start DATA ENTRIES

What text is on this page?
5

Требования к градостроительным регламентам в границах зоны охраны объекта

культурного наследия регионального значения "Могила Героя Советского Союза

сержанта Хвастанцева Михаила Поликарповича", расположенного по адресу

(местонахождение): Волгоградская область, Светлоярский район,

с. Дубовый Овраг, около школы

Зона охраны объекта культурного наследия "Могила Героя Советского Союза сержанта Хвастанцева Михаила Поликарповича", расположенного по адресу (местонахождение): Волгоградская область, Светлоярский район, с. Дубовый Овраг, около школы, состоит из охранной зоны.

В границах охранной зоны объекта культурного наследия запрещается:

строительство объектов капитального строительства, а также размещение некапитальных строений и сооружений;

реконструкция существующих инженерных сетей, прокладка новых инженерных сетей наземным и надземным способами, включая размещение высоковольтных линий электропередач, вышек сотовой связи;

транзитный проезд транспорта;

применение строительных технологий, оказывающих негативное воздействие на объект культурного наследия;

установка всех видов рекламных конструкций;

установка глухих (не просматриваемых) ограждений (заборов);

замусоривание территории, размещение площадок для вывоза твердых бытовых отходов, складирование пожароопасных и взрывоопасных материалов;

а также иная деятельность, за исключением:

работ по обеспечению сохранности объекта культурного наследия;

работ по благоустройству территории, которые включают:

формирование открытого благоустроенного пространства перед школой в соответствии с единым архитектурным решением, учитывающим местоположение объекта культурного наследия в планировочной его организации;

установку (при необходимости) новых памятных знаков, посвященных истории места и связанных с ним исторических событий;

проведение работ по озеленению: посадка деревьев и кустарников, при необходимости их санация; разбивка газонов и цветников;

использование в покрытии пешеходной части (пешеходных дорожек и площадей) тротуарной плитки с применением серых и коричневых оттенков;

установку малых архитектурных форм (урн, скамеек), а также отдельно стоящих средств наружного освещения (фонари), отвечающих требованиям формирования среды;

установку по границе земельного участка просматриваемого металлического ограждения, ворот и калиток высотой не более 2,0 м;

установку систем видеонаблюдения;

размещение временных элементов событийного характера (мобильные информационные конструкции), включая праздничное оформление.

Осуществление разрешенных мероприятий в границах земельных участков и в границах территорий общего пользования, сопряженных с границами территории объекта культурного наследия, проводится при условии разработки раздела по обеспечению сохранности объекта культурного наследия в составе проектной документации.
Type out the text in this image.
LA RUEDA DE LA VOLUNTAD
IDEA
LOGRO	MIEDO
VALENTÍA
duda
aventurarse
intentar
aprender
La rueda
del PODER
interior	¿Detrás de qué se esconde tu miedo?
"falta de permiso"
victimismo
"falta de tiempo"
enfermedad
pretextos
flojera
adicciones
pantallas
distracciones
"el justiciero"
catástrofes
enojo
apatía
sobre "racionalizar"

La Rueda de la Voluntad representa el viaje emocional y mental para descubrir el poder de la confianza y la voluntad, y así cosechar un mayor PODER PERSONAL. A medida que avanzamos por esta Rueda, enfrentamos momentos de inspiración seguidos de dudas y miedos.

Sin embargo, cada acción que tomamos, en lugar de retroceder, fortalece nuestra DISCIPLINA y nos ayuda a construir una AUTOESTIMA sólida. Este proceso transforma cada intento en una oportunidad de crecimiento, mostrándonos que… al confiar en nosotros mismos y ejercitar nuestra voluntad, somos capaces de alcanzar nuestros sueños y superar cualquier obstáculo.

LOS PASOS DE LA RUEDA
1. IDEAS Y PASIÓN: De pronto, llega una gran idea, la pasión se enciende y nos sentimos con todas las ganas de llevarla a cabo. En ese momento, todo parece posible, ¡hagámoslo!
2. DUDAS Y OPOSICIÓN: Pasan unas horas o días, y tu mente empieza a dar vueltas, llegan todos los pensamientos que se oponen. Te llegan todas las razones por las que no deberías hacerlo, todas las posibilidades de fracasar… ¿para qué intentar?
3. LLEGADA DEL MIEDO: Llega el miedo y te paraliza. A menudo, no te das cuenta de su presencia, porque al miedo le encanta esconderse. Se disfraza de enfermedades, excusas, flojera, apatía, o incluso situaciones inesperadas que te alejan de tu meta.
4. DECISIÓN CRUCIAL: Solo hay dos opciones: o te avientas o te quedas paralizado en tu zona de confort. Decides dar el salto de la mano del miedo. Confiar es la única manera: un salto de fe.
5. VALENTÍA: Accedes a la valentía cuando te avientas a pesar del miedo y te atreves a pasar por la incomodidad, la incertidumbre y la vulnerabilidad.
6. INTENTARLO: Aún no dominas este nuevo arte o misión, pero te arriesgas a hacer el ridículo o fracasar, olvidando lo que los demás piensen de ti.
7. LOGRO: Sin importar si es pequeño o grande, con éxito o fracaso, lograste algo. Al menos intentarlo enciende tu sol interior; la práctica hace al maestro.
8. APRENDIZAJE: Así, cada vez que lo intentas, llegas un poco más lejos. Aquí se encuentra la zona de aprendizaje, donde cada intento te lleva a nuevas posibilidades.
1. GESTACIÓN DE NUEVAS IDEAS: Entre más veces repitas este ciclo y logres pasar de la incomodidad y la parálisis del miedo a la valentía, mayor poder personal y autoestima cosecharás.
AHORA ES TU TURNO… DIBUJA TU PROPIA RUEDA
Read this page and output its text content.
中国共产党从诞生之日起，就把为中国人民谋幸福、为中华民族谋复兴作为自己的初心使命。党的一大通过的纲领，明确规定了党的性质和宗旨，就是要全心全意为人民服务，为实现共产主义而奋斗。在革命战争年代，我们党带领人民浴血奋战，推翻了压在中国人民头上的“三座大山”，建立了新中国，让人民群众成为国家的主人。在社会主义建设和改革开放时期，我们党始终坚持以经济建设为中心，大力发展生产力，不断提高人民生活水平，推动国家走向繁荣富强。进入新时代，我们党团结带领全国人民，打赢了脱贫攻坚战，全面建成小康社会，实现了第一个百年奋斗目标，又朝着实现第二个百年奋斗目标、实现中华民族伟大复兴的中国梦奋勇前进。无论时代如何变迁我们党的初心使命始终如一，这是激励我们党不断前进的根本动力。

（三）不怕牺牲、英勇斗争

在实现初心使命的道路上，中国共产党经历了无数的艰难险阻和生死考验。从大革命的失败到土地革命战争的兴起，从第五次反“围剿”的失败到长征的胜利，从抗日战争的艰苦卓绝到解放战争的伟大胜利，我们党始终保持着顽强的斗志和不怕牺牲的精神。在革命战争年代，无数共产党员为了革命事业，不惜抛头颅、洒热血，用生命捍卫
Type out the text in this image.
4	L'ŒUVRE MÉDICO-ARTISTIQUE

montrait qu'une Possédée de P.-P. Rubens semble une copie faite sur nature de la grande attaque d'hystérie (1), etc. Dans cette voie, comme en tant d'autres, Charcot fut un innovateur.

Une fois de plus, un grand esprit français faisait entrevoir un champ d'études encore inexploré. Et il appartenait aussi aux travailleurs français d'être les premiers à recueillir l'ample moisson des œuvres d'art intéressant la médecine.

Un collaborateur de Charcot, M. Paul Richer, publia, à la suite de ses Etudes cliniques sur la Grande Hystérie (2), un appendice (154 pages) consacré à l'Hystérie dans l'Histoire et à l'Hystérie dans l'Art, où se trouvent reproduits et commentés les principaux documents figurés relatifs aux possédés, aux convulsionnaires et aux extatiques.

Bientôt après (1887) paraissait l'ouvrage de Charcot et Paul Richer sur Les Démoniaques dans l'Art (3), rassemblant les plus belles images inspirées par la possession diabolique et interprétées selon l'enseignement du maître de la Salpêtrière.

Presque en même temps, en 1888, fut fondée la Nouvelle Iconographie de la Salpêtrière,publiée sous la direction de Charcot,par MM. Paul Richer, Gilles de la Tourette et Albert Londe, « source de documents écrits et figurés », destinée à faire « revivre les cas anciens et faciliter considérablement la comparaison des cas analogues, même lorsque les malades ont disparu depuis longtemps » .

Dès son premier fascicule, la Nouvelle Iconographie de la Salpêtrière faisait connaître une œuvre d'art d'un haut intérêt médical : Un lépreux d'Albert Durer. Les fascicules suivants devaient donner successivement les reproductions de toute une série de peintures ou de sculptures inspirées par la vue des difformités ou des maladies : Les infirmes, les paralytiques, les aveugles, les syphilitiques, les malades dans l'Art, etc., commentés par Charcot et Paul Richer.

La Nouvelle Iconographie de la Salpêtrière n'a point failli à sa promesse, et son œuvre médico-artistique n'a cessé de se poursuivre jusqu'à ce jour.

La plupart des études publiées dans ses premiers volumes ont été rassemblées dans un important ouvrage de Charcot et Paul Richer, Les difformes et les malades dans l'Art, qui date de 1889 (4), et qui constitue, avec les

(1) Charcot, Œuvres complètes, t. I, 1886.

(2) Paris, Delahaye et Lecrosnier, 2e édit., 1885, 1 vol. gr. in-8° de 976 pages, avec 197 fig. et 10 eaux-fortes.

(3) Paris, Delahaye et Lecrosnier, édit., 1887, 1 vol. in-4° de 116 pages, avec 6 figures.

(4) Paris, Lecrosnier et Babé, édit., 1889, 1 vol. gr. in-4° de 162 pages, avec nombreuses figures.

end DATA ENTRIES

**TO BE DONE:**
Copy out every line that includes the word "apatía".

**SOLUTION FOR THIS PROBLEM:**
apatía
3. LLEGADA DEL MIEDO: Llega el miedo y te paraliza. A menudo, no te das cuenta de su presencia, porque al miedo le encanta esconderse. Se disfraza de enfermedades, excusas, flojera, apatía, o incluso situaciones inesperadas que te alejan de tu meta.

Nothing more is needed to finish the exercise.